* _Short exercise_
Across the listing below, how many lines hold "subscript"? Reply with the number by itself.

* _Data_
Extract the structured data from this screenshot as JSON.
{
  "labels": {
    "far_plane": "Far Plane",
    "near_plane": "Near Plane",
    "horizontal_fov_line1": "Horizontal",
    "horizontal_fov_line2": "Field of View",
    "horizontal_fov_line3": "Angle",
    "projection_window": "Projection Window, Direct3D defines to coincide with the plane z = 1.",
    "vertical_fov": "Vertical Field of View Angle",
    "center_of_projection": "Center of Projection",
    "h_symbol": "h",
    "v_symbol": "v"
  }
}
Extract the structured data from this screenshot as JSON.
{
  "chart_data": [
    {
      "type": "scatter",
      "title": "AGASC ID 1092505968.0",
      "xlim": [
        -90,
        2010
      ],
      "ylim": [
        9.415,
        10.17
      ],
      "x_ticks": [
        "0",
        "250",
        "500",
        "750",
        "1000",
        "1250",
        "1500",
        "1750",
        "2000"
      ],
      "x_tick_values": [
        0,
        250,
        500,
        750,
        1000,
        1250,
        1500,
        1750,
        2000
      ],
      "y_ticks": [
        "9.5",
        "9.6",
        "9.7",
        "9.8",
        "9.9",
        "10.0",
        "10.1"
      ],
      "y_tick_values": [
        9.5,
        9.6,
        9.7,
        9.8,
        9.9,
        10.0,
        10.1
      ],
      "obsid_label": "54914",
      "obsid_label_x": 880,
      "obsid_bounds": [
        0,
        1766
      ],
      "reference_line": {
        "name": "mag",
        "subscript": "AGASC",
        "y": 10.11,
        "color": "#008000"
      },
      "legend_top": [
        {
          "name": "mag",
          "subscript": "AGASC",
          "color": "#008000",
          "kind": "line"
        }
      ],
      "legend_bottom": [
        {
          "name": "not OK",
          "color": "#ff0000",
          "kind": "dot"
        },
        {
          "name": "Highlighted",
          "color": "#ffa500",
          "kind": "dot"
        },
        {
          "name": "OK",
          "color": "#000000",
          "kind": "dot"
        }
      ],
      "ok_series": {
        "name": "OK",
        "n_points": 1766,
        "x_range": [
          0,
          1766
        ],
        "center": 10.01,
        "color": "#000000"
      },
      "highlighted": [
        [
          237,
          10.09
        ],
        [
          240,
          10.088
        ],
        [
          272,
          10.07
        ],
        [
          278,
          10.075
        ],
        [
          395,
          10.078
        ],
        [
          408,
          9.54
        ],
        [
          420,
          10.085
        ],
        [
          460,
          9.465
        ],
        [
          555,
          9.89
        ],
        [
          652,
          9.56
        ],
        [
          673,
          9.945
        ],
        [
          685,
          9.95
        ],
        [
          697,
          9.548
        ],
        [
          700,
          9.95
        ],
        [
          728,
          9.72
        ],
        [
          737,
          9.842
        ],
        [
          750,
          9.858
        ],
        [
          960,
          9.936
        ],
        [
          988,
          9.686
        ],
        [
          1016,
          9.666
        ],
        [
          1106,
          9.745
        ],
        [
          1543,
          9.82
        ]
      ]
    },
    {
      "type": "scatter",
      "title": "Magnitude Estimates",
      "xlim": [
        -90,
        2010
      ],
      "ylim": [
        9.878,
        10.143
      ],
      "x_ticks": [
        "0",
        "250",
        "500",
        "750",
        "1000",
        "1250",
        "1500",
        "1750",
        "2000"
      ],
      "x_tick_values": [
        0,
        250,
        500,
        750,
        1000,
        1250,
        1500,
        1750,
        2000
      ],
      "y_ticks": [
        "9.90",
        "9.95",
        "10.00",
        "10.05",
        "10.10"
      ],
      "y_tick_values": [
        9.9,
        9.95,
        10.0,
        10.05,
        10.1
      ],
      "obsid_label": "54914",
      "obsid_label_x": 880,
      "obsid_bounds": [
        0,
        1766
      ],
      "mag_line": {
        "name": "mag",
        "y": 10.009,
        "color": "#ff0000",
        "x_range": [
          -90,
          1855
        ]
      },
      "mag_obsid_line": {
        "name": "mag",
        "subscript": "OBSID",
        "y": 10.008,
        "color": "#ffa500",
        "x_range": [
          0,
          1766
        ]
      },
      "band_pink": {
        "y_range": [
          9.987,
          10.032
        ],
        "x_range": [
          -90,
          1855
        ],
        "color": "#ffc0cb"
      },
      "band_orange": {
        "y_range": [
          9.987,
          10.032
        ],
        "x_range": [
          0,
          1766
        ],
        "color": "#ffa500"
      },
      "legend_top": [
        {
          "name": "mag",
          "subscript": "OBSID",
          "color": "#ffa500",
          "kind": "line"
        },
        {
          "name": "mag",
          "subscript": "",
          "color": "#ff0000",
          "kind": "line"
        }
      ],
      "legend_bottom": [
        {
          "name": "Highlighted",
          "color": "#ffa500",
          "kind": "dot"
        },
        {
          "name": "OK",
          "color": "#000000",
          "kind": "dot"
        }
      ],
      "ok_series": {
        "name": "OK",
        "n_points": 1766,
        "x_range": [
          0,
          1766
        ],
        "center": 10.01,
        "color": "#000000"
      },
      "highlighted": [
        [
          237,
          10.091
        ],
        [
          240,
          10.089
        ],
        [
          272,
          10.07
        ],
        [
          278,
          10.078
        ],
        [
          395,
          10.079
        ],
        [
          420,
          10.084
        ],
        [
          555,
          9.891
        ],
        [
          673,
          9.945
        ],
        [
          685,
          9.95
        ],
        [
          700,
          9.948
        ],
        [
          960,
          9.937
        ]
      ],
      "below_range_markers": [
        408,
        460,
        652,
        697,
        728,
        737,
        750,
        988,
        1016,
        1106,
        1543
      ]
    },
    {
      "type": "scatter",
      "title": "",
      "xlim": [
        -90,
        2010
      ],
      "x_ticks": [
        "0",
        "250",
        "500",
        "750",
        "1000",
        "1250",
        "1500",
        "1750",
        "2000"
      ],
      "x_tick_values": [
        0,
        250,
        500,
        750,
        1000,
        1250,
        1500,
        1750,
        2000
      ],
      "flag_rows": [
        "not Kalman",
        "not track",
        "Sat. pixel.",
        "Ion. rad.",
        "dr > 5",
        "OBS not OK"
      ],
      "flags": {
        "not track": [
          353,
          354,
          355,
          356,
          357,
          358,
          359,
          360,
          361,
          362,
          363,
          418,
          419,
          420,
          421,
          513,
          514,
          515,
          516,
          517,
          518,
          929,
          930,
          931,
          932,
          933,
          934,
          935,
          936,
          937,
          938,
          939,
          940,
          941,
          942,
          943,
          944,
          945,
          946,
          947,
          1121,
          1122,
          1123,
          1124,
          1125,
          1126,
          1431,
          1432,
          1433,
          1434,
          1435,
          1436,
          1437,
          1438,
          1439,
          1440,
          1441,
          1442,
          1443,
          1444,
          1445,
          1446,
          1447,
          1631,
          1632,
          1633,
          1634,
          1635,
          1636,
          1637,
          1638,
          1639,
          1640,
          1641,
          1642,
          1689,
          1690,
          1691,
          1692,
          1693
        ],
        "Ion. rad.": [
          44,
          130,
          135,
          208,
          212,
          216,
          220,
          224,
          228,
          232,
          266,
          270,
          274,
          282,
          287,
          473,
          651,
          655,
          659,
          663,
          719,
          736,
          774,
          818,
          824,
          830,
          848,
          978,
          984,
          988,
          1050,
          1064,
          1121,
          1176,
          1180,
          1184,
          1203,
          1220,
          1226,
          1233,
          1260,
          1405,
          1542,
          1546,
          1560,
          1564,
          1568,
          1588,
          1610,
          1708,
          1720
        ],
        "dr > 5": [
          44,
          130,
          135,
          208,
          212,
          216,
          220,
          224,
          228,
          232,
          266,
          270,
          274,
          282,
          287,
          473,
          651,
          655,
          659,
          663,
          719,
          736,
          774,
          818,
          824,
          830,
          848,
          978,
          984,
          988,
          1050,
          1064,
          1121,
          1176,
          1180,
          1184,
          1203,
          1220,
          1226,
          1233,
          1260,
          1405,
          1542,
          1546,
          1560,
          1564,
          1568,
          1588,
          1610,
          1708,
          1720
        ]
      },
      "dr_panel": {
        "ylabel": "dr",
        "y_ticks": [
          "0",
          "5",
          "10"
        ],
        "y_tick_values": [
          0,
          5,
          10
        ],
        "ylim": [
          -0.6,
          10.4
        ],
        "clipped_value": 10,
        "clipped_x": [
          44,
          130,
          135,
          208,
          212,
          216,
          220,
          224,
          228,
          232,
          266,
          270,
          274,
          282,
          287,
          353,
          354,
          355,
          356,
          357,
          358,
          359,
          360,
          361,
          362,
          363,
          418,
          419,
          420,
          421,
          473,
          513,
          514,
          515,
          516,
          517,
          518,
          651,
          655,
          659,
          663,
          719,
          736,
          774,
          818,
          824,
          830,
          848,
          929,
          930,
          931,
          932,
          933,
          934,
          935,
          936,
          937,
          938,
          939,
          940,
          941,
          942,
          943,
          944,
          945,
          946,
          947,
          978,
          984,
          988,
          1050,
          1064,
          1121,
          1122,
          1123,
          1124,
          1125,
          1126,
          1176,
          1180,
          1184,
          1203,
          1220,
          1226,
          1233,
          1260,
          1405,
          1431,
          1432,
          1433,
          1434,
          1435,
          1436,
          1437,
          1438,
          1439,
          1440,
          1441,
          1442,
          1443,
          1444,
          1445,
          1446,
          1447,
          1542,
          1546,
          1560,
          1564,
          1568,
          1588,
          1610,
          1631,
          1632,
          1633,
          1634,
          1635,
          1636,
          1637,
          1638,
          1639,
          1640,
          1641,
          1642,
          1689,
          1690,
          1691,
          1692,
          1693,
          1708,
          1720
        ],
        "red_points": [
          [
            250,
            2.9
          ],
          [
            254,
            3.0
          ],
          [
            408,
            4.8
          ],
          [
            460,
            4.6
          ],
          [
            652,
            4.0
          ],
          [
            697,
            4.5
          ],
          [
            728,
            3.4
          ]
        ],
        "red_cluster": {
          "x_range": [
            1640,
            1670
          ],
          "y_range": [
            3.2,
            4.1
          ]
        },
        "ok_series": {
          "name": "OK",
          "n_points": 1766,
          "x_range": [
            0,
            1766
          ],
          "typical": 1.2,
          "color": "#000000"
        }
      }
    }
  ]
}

* _The output_
5